[Begin Selected extract]

Posted in Friendly Philosophy, and Life

While checking some audio-books-on-CD, to make sure I was returning all the right discs to the library, I noticed something odd.

The slip covers/pages/whatever that the CDs are stored in (so you can flip through to the CD you’re looking for) are usually plastic and transparent. However, the audio book whose CDs I happened to be looking through used a kind of cloth mesh. The holes in the mesh were small and circular, but you couldn’t see through the cloth itself (only through the holes).

The problem with this is that you could not read the numbers on the discs (to make sure you were returning all eight, say) without pulling out the CD. You could see that the number was there, but the holes weren’t large enough or close enough together to be able to tell which number it was.

However, as you slid each CD out, the numbers on the discs became apparent through the holes before the CD had even exited the slip cover/pouch/thing. The numeral printed on each CD would pass beneath enough holes that enough parts of it would become apparent for you to be able to tell what the numeral was.

It was as if the opaque cloth (with holes punched in it) became transparent because what was behind it was moving, and thus what was behind it was being exposed in enough different ways to make it visible.

I suppose the standard interpretation of this is that we synthesize together each “frame” in such a visual experience to “construct” a “representation” of the number on the disc. This kind of interpretation goes back at least to the Empiricists.

I, however, am a Husserlian, so I begin with the assumption that we experience wholes first, and then articulate them into their parts. I wonder if I could find a way to interpret the experience just described in this standard Husserlian way.

[End Selected extract]
[Begin Records provided]

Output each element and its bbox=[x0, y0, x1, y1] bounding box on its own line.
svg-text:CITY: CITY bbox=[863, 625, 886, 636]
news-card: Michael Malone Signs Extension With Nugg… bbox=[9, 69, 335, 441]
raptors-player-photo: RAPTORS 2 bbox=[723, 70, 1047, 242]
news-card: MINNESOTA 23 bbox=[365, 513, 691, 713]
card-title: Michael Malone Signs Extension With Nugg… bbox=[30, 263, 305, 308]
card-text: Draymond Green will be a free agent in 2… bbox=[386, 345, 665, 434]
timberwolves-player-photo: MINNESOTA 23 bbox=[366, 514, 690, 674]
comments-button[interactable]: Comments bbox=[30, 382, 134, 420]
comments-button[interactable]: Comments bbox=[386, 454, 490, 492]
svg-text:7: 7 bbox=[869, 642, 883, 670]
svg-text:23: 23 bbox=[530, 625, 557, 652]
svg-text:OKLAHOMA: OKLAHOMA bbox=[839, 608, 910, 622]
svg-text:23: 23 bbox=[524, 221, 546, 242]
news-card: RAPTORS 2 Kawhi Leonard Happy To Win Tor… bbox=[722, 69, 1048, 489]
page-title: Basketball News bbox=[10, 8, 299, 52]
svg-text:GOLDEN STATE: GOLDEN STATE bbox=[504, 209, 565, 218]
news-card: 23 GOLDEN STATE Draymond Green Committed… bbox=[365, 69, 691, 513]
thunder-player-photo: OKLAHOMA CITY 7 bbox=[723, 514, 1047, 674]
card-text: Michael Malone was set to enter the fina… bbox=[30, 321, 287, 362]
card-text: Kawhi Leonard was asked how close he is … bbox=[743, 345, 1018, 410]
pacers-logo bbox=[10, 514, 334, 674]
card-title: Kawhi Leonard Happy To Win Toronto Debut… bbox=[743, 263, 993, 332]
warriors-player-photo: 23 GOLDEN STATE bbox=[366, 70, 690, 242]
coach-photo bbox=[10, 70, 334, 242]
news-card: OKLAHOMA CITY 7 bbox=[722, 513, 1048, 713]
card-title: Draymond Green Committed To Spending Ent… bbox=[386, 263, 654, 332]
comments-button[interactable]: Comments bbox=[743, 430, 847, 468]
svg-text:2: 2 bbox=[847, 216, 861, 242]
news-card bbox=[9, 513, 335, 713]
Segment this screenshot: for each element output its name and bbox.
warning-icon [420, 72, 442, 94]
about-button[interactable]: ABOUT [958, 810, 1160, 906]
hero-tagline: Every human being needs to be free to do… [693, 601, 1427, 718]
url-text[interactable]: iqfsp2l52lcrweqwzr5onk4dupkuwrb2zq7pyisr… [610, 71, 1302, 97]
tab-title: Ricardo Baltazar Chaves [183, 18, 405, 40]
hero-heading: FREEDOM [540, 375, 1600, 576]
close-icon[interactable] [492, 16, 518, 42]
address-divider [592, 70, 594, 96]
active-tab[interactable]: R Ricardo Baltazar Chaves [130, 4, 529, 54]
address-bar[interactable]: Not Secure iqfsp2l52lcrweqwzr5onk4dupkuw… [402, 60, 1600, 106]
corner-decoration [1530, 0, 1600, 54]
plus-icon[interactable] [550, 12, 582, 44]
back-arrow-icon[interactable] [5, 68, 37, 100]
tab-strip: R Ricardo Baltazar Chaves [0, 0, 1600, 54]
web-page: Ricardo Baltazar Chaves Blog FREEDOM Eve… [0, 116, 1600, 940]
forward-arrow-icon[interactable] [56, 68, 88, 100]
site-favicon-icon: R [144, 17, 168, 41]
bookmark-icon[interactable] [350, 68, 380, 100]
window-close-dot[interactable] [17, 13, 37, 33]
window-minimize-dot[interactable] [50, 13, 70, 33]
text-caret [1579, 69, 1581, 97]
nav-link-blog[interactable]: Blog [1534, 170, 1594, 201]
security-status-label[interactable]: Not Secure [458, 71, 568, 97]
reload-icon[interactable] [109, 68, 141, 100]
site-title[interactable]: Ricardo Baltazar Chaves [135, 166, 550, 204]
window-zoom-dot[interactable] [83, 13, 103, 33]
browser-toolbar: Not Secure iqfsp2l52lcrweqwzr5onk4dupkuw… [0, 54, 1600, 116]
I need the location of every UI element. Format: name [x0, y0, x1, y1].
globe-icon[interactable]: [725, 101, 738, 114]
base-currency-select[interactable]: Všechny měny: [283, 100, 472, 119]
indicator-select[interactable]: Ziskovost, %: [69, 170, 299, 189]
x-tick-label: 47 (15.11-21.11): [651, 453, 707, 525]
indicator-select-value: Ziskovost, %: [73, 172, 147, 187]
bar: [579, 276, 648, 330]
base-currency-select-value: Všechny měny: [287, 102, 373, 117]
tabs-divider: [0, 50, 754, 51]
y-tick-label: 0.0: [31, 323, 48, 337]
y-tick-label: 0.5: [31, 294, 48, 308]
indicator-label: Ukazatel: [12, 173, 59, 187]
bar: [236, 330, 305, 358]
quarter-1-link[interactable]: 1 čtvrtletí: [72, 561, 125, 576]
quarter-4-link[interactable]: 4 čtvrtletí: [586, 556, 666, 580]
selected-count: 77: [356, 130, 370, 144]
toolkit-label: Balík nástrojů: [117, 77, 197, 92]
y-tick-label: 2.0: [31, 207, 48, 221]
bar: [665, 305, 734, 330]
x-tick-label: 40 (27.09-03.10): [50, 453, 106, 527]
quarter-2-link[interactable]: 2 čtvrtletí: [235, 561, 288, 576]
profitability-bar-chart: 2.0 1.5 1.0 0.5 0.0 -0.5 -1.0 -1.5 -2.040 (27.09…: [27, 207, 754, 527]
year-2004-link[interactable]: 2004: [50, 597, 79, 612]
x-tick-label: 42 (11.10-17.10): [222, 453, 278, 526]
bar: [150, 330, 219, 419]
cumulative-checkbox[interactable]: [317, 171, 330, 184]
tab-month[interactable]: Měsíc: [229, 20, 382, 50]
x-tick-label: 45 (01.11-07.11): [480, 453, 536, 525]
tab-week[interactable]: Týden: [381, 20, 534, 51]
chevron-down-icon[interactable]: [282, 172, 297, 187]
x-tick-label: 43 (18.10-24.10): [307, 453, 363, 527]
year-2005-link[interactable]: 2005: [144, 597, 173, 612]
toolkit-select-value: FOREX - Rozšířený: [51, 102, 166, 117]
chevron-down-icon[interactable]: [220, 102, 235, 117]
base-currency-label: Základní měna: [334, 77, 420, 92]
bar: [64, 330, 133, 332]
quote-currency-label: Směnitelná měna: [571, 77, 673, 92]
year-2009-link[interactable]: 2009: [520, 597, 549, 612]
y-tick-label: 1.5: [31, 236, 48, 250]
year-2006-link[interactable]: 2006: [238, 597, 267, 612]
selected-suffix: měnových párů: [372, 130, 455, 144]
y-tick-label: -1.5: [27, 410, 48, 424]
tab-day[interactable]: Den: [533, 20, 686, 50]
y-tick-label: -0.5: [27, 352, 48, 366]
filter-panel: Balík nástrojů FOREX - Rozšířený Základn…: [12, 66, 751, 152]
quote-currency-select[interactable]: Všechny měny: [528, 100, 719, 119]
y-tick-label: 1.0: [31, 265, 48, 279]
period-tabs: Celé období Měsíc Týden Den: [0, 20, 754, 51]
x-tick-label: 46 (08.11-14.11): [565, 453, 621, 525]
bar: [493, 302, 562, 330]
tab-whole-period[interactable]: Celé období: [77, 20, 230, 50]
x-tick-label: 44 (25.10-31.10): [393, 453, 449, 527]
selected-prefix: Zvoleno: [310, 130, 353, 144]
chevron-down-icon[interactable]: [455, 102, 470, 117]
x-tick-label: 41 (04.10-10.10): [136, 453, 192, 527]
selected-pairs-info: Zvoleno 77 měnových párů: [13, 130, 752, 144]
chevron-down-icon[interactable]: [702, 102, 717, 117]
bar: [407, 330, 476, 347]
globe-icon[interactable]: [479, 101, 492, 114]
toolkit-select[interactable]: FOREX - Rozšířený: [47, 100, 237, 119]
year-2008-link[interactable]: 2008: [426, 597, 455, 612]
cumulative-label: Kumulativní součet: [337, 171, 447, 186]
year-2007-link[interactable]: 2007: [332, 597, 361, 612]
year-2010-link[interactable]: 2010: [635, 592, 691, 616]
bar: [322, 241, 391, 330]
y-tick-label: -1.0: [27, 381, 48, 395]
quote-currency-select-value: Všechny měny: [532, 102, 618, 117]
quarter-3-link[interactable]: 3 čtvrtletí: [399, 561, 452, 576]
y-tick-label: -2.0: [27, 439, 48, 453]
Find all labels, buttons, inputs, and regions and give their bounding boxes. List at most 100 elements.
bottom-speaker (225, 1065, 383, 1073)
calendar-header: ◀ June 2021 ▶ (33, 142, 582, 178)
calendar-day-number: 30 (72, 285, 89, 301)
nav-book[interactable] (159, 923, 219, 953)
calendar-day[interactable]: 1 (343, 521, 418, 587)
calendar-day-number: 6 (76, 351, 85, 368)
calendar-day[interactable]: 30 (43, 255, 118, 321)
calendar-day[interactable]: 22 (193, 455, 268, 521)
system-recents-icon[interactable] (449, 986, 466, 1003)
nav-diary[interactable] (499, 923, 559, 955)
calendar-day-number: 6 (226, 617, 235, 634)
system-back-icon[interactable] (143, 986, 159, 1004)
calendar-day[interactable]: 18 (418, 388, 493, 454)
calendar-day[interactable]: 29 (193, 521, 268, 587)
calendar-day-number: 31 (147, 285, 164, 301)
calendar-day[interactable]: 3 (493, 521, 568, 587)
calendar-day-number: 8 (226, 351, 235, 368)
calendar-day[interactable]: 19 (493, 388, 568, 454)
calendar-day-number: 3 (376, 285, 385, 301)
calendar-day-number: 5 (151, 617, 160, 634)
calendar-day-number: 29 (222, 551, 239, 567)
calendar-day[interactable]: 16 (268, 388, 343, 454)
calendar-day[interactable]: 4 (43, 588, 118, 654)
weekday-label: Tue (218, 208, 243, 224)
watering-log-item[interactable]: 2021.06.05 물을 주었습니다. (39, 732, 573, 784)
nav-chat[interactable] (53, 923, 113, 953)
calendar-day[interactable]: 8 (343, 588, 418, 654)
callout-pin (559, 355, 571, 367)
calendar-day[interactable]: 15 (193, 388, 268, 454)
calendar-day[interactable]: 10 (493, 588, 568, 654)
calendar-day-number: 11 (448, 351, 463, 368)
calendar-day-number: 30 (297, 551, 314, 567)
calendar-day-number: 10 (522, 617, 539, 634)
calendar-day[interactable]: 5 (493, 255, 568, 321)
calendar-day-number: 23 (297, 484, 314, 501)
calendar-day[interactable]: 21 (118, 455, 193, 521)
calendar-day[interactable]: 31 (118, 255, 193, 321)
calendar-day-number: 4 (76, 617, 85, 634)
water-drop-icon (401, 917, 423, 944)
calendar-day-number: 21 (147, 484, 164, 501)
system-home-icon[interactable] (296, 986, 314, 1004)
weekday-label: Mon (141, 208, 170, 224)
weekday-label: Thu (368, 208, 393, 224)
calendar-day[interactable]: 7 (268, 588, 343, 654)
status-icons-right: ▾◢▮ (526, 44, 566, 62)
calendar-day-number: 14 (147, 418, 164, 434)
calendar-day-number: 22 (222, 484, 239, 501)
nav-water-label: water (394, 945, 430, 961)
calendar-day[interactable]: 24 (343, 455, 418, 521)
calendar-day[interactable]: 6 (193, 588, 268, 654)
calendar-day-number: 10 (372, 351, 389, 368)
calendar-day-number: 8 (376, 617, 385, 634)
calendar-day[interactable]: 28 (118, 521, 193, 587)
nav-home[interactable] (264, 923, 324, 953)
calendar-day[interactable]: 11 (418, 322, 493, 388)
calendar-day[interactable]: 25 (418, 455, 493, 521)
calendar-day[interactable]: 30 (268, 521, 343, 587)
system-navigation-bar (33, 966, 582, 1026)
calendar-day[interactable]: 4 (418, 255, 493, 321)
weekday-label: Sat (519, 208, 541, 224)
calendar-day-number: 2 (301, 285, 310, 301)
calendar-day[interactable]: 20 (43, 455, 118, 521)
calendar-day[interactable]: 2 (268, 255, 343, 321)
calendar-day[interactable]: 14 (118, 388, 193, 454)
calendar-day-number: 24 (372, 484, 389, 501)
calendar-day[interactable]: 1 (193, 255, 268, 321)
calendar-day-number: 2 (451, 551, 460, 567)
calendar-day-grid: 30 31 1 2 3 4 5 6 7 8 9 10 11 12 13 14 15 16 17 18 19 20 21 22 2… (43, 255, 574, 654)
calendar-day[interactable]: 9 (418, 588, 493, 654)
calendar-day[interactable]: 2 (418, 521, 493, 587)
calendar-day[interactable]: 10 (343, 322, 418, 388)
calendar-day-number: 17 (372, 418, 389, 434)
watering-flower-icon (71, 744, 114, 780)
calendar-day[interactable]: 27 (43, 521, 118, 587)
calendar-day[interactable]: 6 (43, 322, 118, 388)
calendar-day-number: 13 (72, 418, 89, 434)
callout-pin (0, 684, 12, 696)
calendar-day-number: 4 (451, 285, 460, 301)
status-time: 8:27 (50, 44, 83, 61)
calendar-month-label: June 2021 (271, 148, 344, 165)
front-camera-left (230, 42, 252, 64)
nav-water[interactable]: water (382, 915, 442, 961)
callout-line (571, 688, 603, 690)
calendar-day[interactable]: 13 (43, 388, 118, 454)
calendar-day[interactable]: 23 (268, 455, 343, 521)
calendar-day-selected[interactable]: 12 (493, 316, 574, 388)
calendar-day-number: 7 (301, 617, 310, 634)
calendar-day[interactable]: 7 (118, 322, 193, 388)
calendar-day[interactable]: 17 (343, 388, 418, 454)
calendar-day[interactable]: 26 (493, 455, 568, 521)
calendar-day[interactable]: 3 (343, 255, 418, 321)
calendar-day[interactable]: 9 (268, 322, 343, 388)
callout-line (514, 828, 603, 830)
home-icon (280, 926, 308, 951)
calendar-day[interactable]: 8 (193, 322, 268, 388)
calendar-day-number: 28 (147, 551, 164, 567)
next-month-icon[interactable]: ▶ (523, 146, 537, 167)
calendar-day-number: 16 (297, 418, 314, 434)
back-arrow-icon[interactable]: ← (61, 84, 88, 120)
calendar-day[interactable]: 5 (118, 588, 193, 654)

[End Records provided]

• **The tasks**
• 1. In the post on the audiobook CDs, why could the disc numbers be read as each CD was slid out, even before it left the cover? Answer in one to three sentences.
• 2. According to the post on the audiobook CDs, what were the slip covers of that particular audiobook made of?
The rows aren't needed for what follows.

• **Solutions to the problems**
• 1. As each CD moved, the numeral printed on it passed beneath enough holes in the cloth that enough parts of it showed to tell which numeral it was. The motion exposed what was behind the cloth in enough different ways to make it visible, even though the holes were too small and far apart to show the number while the disc was still.

• 2. A kind of cloth mesh with small, circular holes.